begin Stored rows

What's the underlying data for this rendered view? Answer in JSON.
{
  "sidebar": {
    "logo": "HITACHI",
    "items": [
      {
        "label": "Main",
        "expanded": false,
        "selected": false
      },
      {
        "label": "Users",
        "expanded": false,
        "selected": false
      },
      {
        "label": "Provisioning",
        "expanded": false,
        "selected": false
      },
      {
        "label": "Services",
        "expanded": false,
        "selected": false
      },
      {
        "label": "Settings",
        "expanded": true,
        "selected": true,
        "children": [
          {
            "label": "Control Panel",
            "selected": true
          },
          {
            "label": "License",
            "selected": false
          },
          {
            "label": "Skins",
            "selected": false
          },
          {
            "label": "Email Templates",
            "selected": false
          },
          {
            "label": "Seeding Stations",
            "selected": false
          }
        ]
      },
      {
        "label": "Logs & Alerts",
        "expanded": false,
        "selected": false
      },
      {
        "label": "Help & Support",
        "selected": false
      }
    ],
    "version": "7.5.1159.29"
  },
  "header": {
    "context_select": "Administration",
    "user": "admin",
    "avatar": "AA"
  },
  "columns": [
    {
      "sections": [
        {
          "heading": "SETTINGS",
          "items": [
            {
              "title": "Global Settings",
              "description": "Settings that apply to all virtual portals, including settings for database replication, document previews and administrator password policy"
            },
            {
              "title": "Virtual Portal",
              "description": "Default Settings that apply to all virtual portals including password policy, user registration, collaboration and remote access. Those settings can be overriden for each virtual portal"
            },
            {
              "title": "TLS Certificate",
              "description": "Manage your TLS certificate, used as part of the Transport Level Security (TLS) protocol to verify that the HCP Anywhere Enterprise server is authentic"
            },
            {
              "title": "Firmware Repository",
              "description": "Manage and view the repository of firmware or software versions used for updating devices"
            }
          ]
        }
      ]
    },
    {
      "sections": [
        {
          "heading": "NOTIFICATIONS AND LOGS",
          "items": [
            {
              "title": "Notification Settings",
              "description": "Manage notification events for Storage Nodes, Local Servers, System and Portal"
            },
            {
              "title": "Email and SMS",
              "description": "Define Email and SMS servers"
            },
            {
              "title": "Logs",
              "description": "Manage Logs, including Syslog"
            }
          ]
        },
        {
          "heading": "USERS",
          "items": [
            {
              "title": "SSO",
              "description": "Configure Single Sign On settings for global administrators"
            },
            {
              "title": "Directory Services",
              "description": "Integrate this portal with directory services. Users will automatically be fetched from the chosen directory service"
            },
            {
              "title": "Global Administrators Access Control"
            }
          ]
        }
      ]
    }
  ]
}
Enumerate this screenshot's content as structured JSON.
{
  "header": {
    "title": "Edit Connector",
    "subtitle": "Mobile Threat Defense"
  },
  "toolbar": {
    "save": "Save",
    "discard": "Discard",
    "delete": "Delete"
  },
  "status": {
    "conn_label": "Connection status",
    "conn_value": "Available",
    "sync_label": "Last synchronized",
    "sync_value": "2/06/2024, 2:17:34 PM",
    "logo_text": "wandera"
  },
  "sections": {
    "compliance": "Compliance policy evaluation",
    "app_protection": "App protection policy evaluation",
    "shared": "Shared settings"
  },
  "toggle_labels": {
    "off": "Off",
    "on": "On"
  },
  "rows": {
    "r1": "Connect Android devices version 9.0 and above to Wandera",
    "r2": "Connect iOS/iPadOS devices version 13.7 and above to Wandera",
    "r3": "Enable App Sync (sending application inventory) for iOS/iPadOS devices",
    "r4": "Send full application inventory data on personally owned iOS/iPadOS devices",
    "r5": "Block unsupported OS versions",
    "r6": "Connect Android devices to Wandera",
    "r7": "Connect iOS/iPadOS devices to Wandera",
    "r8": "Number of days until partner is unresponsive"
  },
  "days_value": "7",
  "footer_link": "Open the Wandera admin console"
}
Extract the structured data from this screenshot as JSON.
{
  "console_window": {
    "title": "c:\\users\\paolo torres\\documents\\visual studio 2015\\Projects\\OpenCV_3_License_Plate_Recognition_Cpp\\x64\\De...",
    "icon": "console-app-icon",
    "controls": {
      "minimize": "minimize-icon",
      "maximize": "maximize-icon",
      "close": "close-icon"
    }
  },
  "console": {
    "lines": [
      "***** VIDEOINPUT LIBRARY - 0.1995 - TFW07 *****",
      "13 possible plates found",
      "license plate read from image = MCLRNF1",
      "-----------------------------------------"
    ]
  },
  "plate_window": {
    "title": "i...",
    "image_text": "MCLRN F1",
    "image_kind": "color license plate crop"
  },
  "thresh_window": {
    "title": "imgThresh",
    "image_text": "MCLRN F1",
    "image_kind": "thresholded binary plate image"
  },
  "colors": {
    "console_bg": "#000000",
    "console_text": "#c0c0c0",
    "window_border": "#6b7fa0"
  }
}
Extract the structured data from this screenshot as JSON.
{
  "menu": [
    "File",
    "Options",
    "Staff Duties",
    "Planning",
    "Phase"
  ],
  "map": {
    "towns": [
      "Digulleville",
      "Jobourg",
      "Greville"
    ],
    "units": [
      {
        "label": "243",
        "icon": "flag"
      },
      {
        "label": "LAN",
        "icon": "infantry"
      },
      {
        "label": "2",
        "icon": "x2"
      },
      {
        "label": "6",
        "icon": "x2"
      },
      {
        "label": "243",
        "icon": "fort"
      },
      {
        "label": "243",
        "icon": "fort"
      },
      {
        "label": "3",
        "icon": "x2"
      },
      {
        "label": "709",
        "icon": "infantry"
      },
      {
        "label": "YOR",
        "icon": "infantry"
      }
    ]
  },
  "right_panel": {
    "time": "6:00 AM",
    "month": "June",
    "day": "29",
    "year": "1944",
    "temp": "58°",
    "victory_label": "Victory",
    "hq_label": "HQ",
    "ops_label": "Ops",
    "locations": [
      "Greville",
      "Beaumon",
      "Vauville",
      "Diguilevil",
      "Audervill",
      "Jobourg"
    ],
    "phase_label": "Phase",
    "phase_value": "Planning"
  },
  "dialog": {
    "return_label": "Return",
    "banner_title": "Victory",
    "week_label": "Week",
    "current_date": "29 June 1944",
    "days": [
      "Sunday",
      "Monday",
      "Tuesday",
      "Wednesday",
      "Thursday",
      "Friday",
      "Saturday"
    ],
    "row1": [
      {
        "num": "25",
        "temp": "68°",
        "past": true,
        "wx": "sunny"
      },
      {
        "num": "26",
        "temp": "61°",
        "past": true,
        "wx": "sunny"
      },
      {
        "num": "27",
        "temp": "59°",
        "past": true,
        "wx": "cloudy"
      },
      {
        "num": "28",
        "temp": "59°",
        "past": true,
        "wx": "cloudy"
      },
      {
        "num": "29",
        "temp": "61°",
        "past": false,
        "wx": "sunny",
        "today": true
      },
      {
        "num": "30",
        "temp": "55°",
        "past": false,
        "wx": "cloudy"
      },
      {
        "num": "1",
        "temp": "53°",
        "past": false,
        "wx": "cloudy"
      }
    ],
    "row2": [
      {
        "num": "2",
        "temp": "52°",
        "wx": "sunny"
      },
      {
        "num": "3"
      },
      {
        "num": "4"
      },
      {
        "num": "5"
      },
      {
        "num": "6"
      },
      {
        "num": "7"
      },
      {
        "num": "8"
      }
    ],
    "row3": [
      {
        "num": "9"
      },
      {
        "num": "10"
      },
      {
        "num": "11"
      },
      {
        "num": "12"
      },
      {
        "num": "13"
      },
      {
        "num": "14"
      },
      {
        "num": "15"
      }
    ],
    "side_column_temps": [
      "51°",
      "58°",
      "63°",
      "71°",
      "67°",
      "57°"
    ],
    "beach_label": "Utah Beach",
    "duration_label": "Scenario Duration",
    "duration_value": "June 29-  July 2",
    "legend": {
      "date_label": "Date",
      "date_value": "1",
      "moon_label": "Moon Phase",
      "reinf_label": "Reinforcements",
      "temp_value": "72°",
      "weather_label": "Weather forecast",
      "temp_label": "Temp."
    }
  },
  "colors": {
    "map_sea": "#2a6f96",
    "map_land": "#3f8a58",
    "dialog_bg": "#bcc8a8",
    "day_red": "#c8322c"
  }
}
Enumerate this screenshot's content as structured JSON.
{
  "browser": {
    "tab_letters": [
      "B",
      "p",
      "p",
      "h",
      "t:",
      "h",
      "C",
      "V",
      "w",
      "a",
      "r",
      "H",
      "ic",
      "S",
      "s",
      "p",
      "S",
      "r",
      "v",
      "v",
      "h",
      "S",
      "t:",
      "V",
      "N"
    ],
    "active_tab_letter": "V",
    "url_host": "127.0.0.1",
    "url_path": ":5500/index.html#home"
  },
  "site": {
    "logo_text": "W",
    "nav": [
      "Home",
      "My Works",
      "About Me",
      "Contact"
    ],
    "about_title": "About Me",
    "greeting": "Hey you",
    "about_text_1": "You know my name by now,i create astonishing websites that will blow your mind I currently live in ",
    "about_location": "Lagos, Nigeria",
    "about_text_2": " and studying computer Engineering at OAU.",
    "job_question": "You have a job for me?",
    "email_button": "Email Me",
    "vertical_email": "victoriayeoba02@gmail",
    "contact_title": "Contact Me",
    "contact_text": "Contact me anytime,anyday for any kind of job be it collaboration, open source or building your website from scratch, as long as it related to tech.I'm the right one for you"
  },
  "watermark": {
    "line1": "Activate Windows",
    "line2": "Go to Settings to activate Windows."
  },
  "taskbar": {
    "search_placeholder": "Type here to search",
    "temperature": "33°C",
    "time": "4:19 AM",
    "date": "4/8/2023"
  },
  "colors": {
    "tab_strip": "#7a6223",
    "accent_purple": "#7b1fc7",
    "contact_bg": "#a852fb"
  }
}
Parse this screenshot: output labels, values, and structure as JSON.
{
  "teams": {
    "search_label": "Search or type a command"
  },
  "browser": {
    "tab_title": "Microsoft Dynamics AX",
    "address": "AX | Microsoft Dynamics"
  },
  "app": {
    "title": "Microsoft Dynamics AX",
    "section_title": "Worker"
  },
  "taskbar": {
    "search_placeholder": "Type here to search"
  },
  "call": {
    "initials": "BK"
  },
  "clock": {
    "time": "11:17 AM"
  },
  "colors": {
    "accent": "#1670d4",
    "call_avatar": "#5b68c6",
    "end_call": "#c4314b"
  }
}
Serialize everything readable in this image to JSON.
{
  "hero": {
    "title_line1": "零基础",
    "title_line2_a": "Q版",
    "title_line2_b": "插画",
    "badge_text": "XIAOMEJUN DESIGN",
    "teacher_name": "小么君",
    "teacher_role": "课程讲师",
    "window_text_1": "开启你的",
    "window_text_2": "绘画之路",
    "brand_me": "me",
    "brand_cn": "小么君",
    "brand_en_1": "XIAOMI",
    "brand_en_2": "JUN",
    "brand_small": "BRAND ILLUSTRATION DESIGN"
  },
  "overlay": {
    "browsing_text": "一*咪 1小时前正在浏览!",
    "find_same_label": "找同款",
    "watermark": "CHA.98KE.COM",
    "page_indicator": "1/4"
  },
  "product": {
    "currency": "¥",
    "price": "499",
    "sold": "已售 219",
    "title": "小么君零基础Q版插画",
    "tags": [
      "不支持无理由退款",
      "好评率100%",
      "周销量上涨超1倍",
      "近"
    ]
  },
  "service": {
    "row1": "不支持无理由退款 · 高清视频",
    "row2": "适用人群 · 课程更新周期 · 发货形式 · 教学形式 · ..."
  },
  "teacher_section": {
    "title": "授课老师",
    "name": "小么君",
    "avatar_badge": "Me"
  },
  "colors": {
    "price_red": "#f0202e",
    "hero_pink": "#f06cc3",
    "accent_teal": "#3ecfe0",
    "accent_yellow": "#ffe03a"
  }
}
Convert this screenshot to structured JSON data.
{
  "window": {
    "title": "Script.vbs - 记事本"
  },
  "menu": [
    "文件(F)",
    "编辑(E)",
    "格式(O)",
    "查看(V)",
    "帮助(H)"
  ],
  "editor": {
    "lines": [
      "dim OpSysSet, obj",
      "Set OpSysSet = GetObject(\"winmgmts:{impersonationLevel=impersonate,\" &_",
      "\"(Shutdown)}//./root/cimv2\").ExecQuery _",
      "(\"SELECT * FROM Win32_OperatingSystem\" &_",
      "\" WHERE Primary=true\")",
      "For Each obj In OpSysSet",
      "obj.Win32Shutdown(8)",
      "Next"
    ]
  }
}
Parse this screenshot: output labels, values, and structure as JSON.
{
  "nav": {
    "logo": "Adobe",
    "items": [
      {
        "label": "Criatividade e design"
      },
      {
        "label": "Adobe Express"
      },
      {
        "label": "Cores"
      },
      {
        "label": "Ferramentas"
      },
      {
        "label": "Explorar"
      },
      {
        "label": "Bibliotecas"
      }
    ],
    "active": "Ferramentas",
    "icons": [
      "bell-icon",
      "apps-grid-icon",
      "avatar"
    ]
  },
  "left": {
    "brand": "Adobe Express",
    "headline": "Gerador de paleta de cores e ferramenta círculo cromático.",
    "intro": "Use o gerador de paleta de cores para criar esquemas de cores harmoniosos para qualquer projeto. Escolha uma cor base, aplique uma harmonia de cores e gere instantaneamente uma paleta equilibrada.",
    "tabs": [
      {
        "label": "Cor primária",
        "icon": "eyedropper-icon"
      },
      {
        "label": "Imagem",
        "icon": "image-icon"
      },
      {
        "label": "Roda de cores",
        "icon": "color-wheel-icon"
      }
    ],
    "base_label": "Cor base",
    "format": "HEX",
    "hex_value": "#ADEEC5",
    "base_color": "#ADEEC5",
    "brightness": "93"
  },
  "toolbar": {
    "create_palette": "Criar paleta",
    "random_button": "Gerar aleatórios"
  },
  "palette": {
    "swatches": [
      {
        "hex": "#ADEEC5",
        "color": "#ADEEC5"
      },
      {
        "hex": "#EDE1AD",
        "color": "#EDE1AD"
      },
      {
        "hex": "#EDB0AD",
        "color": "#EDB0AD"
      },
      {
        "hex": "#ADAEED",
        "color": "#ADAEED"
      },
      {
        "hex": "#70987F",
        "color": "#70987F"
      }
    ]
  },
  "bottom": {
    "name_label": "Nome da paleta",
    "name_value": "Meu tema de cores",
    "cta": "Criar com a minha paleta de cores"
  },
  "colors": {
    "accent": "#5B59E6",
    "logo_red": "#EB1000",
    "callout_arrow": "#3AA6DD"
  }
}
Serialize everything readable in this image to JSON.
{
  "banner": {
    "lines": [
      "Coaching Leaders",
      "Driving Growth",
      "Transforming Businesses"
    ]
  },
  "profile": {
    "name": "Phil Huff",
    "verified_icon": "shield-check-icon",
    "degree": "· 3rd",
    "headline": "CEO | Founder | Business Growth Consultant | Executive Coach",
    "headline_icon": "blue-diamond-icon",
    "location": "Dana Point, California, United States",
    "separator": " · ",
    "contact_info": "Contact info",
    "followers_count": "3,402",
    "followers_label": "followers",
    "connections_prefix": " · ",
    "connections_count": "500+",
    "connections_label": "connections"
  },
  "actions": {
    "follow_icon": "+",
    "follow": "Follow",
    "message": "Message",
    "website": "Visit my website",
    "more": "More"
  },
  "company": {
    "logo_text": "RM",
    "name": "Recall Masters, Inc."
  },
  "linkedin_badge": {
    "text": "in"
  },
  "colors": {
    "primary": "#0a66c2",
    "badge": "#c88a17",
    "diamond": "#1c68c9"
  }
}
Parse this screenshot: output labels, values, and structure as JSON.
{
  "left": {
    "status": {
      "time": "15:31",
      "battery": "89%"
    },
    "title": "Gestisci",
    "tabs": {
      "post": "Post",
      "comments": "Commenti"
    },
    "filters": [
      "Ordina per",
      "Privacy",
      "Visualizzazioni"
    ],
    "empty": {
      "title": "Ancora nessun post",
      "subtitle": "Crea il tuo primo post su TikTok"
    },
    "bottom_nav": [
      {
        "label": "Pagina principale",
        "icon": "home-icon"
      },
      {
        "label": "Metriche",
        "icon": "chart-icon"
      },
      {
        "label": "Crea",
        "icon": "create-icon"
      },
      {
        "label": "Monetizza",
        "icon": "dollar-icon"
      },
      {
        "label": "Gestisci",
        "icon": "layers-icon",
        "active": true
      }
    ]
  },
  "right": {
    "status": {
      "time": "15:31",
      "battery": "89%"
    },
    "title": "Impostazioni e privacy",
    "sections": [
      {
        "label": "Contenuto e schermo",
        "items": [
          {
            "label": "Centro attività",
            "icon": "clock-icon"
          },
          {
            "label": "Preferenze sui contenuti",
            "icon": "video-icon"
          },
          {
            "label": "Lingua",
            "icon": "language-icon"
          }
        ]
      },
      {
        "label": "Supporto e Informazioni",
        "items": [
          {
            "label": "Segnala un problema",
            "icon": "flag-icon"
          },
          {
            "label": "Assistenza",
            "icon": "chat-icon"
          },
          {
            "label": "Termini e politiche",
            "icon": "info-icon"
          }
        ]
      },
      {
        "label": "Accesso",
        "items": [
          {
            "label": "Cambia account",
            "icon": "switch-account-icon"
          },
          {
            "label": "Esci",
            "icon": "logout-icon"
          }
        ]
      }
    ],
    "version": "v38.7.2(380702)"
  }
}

end Stored rows

▶ **Brief**
Spot every line that holds "heading" and copy it.

▶ **Answer to this task**
          "heading": "SETTINGS",
          "heading": "NOTIFICATIONS AND LOGS",
          "heading": "USERS",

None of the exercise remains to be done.